#### Data ####

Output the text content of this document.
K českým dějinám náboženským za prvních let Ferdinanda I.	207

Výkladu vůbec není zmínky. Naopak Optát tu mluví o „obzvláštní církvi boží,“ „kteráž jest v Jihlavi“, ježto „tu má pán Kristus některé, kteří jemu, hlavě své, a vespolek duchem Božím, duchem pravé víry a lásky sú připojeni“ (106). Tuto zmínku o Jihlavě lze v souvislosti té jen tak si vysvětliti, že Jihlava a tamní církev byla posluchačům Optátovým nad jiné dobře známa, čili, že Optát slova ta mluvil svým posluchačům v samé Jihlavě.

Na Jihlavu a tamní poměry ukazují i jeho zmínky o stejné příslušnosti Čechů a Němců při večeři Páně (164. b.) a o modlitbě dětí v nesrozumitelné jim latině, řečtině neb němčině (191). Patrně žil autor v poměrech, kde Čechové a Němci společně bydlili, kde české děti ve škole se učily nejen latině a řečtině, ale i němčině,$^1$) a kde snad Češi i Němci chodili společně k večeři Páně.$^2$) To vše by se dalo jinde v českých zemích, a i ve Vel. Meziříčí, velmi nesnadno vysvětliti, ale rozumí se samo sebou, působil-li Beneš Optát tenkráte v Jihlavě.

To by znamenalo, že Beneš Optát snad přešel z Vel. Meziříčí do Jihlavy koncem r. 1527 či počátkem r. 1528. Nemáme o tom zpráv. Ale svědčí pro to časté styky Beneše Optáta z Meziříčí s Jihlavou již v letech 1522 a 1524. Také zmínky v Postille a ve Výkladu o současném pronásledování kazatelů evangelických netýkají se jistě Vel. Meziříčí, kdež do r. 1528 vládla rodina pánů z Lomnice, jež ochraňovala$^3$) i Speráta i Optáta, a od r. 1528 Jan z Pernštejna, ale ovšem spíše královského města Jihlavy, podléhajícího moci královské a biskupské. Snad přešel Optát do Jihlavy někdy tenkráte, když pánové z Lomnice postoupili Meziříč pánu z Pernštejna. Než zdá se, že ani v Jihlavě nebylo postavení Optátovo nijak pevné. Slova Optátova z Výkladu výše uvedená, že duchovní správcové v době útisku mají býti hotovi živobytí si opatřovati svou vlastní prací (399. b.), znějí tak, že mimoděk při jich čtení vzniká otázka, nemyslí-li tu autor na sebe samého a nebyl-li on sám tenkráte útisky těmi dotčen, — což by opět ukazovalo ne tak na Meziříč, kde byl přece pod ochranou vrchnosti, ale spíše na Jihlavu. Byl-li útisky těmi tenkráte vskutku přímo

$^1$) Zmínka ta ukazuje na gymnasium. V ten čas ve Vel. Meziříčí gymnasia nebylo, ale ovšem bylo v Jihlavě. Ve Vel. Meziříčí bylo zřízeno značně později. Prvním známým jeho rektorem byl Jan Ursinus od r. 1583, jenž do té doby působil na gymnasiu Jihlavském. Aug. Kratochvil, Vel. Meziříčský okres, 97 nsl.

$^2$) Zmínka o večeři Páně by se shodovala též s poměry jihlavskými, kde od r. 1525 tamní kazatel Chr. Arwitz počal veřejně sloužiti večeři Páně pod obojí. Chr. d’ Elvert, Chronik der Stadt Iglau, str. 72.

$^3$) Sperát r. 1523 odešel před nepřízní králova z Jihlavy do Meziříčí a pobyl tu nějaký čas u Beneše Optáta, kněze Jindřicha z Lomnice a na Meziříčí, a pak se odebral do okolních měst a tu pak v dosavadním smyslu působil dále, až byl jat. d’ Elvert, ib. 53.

####

Problem requirements:
Return every line containing "Páně".

The completed task:
Na Jihlavu a tamní poměry ukazují i jeho zmínky o stejné příslušnosti Čechů a Němců při večeři Páně (164. b.) a o modlitbě dětí v nesrozumitelné jim latině, řečtině neb němčině (191). Patrně žil autor v poměrech, kde Čechové a Němci společně bydlili, kde české děti ve škole se učily nejen latině a řečtině, ale i němčině,$^1$) a kde snad Češi i Němci chodili společně k večeři Páně.$^2$) To vše by se dalo jinde v českých zemích, a i ve Vel. Meziříčí, velmi nesnadno vysvětliti, ale rozumí se samo sebou, působil-li Beneš Optát tenkráte v Jihlavě.
$^2$) Zmínka o večeři Páně by se shodovala též s poměry jihlavskými, kde od r. 1525 tamní kazatel Chr. Arwitz počal veřejně sloužiti večeři Páně pod obojí. Chr. d’ Elvert, Chronik der Stadt Iglau, str. 72.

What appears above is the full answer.